# What issues are caused by having a bike that's too small?



## jeremy3220 (Jul 5, 2017)

I'm 6'4.5" and I'm going to buy a new bike this year. My current/first mtb is probably too small (460mm reach). Before that I rode bmx so every mtb I tried felt huge. I'm not even sure exactly how to tell if a bike is too small. I have begun to notice a few issues I suspect are due to sizing. I have the saddle slid all the way back, slightly past the max setting so that's an obvious issue. I've noticed I have trouble while climbing and cornering getting both low and forward. It feels like in corners when I get low my hips are too far back to properly weight the front. To climb while standing I either end up standing upright and way forward over the bars or squatted and hunched down.

What performance or comfort issues indicate that a bike is too small? I've only ever ridden small bikes so I'm concerned my sense of what 'feels right' is off.


----------



## One Pivot (Nov 20, 2009)

It sounds like you figured out what too small means! All those things you described are issues. It makes the bike harder to handle, less stable, easier to crash, and just generally unstable.

What size bike are you on? You need at least an XL. Probably an XXL for shorter brands. Something over 500mm of reach.


----------



## jeremy3220 (Jul 5, 2017)

I'm on an XL (Giant Fathom 27.5). I'm thinking I'll need at least an inch (25mm) longer reach.


----------



## manpurse (Feb 6, 2011)
★ ★ ★ ★ ★
» Assignment: Revise the stretch from "## One Pivot" through "500mm of reach." in the forum thread on bikes that are too small, swapping "harder to handle" for "harder to steer".
★ ★ ★ ★ ★
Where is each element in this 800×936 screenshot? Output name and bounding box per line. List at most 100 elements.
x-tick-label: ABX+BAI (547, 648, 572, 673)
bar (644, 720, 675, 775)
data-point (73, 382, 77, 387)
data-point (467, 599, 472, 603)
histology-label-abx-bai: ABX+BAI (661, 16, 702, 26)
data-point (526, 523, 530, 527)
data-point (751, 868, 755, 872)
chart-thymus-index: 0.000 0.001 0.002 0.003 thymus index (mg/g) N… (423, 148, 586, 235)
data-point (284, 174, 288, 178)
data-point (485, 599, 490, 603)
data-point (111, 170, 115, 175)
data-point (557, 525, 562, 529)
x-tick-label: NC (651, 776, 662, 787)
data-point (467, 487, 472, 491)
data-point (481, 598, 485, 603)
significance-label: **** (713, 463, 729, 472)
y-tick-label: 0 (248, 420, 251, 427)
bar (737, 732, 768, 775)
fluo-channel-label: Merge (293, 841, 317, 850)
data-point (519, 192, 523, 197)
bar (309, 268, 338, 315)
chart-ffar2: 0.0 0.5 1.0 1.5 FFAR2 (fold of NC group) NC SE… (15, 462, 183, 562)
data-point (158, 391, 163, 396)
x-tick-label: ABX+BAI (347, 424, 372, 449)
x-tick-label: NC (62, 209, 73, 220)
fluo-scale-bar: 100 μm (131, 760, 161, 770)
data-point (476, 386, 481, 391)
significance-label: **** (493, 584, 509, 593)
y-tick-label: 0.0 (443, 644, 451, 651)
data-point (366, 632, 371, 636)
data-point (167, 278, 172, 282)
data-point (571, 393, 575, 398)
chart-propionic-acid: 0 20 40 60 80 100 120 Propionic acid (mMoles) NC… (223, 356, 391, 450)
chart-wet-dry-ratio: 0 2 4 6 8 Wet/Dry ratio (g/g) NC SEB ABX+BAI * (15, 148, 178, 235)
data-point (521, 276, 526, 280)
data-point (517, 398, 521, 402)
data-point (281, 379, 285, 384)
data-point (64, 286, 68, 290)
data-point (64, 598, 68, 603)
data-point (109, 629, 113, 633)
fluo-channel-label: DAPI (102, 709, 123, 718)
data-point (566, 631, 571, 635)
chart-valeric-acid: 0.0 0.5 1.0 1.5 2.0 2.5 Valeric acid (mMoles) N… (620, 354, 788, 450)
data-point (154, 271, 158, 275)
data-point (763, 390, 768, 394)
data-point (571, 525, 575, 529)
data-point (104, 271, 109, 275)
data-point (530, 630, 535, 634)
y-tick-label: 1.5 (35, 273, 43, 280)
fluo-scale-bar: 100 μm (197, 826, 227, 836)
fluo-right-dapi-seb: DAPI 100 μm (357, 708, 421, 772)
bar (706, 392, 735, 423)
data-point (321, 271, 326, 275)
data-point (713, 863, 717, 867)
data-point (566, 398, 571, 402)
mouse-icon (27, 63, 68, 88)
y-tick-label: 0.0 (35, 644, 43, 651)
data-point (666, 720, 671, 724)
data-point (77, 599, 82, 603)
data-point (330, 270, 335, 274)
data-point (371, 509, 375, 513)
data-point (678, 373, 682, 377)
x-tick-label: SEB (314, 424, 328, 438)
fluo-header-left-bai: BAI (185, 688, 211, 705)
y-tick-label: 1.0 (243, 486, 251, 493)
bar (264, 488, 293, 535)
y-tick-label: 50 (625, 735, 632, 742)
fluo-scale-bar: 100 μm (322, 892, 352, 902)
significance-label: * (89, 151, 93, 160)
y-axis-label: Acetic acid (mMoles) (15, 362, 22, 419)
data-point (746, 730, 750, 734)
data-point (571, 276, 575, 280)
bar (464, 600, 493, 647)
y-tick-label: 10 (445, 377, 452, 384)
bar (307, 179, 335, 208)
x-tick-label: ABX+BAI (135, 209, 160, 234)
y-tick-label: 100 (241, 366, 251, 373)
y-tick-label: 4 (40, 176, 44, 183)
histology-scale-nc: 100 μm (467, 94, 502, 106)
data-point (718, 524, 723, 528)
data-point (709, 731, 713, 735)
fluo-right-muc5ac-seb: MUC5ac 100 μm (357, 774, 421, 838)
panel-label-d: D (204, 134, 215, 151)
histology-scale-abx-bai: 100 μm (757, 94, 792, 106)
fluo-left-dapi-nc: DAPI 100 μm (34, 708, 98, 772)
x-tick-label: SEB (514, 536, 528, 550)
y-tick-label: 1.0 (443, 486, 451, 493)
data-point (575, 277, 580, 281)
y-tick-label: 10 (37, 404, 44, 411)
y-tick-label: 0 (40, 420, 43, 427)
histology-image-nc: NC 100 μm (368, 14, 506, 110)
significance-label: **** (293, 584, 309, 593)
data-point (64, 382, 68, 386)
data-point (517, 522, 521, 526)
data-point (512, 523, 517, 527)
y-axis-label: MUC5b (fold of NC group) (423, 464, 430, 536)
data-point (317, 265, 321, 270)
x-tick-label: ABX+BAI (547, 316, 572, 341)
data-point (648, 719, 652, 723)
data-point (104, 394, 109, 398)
★ ★ ★ ★ ★
» Task output:
## One Pivot (Nov 20, 2009)

It sounds like you figured out what too small means! All those things you described are issues. It makes the bike harder to steer, less stable, easier to crash, and just generally unstable.

What size bike are you on? You need at least an XL. Probably an XXL for shorter brands. Something over 500mm of reach.